Pick out the lines containing "الطريق".

• Dataset rows
┌──

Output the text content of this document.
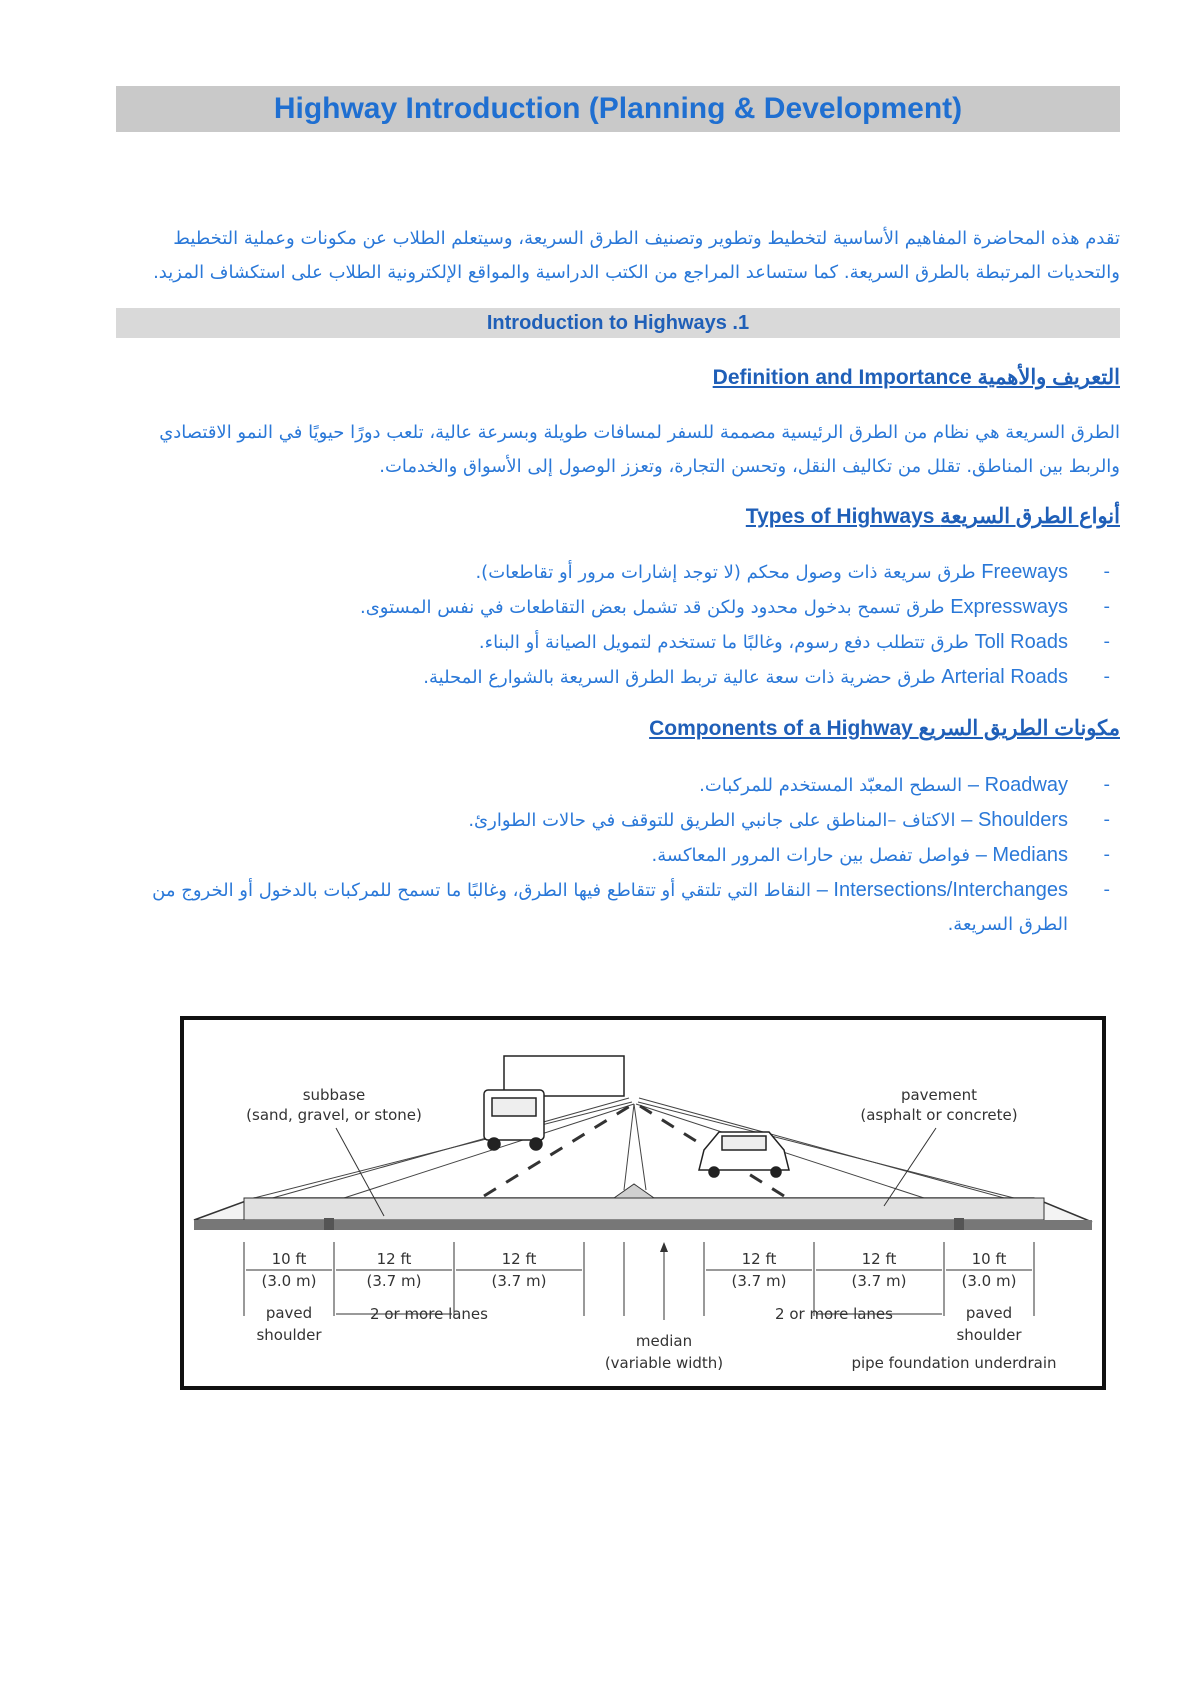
Highway Introduction (Planning & Development)
تقدم هذه المحاضرة المفاهيم الأساسية لتخطيط وتطوير وتصنيف الطرق السريعة، وسيتعلم الطلاب عن مكونات وعملية التخطيط
والتحديات المرتبطة بالطرق السريعة. كما ستساعد المراجع من الكتب الدراسية والمواقع الإلكترونية الطلاب على استكشاف المزيد.
Introduction to Highways .1
Definition and Importance التعريف والأهمية
الطرق السريعة هي نظام من الطرق الرئيسية مصممة للسفر لمسافات طويلة وبسرعة عالية، تلعب دورًا حيويًا في النمو الاقتصادي
والربط بين المناطق. تقلل من تكاليف النقل، وتحسن التجارة، وتعزز الوصول إلى الأسواق والخدمات.
Types of Highways أنواع الطرق السريعة
-
Freeways طرق سريعة ذات وصول محكم (لا توجد إشارات مرور أو تقاطعات).
-
Expressways طرق تسمح بدخول محدود ولكن قد تشمل بعض التقاطعات في نفس المستوى.
-
Toll Roads طرق تتطلب دفع رسوم، وغالبًا ما تستخدم لتمويل الصيانة أو البناء.
-
Arterial Roads طرق حضرية ذات سعة عالية تربط الطرق السريعة بالشوارع المحلية.
Components of a Highway مكونات الطريق السريع
-
Roadway – السطح المعبّد المستخدم للمركبات.
-
Shoulders – الاكتاف –المناطق على جانبي الطريق للتوقف في حالات الطوارئ.
-
Medians – فواصل تفصل بين حارات المرور المعاكسة.
-
Intersections/Interchanges – النقاط التي تلتقي أو تتقاطع فيها الطرق، وغالبًا ما تسمح للمركبات بالدخول أو الخروج من الطرق السريعة.
subbase
(sand, gravel, or stone)
pavement
(asphalt or concrete)
10 ft
(3.0 m)
12 ft
(3.7 m)
12 ft
(3.7 m)
12 ft
(3.7 m)
12 ft
(3.7 m)
10 ft
(3.0 m)
paved
shoulder
paved
shoulder
2 or more lanes	2 or more lanes
median
(variable width)	pipe foundation underdrain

└──

• Worked answer
Components of a Highway مكونات الطريق السريع
Shoulders – الاكتاف –المناطق على جانبي الطريق للتوقف في حالات الطوارئ.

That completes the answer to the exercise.